## Directions for this task
State how many lines in the listing below include the word "grid", and add nothing besides the number.

## Task data
[START]

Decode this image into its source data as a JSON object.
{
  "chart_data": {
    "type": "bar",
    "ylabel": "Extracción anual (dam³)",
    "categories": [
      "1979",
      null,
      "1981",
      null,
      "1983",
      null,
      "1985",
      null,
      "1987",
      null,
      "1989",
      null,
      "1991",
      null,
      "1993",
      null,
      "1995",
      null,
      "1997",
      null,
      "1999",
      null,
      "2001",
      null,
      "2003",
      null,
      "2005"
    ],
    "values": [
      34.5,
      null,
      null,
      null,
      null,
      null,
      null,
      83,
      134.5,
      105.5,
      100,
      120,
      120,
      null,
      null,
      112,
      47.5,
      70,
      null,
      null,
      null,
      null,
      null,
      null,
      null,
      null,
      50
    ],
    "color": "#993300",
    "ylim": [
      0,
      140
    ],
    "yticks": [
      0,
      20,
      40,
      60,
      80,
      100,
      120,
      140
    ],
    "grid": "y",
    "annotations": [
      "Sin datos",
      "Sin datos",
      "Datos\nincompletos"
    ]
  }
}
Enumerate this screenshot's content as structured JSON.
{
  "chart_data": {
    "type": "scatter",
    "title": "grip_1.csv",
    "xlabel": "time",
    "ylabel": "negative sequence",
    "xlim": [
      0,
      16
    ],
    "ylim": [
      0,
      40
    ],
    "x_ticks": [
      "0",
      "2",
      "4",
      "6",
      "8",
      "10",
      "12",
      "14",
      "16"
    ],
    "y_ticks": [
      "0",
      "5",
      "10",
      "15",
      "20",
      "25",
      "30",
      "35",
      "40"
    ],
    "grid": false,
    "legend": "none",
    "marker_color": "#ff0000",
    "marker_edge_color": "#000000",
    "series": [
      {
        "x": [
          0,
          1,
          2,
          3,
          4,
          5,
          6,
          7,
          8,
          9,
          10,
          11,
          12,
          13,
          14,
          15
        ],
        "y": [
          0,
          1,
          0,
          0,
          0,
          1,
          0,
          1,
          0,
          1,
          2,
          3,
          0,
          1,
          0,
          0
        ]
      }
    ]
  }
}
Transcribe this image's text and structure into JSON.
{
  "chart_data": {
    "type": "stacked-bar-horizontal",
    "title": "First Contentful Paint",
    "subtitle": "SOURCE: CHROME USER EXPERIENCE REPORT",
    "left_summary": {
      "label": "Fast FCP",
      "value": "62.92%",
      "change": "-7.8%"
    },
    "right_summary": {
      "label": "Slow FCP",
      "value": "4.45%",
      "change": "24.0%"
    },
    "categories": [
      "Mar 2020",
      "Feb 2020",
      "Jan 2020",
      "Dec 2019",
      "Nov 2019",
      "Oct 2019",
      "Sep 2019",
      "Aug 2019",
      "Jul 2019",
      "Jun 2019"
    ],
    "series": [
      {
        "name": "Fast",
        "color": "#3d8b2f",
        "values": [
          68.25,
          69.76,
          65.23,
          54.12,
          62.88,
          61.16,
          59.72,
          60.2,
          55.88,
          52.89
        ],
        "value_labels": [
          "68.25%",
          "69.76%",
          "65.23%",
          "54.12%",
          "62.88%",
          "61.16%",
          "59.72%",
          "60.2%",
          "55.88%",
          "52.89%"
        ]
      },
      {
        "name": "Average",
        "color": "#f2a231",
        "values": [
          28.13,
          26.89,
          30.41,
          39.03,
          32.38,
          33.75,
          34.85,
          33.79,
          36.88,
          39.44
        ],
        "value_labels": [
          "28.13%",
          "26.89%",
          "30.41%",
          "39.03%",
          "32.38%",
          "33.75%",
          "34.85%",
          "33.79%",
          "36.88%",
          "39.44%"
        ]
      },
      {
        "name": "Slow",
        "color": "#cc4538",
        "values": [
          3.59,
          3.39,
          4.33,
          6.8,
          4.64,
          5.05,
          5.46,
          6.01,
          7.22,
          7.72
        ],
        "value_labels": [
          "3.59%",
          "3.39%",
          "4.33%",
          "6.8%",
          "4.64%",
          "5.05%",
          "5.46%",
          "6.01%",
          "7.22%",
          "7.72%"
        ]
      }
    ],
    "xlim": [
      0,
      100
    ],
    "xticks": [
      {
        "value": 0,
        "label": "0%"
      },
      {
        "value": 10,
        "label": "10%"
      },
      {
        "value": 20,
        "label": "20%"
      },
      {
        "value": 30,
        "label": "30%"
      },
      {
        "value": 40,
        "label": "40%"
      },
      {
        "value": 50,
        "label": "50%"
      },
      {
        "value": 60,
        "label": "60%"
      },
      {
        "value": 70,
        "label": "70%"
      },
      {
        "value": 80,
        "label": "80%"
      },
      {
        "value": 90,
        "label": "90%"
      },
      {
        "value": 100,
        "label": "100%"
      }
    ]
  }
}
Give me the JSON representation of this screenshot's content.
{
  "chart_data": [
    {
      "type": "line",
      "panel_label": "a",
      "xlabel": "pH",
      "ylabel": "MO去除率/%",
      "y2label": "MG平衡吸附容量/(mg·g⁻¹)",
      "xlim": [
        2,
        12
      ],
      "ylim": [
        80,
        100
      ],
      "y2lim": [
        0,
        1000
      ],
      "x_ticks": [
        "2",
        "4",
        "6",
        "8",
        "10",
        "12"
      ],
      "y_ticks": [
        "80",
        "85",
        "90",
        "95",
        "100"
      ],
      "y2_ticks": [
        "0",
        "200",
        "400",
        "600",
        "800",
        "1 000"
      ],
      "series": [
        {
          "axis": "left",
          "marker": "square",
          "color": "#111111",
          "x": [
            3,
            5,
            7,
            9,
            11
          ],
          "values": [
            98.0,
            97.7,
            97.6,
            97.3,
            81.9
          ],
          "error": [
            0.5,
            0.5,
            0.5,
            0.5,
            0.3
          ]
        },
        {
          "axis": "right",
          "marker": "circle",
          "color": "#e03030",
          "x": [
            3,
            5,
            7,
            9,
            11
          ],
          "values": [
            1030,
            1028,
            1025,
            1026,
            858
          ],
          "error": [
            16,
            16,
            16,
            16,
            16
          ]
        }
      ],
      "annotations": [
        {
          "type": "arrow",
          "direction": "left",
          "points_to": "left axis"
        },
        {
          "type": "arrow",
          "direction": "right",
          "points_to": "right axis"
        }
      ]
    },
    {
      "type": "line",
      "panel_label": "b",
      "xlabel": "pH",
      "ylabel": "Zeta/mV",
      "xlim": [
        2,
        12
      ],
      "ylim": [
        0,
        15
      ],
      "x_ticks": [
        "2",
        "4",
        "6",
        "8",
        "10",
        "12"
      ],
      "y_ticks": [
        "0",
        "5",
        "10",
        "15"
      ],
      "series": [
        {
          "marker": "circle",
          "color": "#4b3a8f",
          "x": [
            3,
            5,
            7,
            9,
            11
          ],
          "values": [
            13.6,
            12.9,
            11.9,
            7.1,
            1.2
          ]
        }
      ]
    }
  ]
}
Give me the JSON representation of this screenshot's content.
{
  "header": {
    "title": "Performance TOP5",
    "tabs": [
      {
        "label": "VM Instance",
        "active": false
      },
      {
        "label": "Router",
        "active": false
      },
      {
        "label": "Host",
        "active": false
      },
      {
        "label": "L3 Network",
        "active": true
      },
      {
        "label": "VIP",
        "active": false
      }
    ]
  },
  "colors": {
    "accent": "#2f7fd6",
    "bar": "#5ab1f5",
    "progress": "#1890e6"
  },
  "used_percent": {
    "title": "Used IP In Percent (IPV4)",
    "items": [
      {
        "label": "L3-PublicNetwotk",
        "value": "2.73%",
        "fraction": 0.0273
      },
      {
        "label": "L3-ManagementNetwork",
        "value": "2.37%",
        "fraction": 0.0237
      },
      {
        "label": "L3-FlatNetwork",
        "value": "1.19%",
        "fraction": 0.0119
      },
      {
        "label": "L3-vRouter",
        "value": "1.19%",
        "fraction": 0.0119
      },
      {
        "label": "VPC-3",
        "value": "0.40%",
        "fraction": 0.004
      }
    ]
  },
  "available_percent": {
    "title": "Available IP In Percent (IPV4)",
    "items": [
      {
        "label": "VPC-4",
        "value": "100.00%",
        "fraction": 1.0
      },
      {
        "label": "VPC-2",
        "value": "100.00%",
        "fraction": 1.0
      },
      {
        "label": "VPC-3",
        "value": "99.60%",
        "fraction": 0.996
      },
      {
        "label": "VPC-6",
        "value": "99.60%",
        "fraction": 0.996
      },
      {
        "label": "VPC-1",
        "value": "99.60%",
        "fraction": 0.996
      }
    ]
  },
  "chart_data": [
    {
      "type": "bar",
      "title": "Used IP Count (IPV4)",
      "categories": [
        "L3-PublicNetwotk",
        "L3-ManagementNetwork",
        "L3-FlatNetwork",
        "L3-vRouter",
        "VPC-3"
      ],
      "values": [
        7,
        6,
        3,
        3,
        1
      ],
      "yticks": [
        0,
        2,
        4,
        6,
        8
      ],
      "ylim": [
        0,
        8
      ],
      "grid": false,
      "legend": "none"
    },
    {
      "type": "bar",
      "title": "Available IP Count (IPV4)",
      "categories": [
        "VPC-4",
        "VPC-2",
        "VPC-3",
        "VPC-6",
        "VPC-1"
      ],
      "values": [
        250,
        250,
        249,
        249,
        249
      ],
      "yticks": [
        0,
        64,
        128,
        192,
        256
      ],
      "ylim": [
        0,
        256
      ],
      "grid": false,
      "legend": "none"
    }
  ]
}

[END]

## Reply
4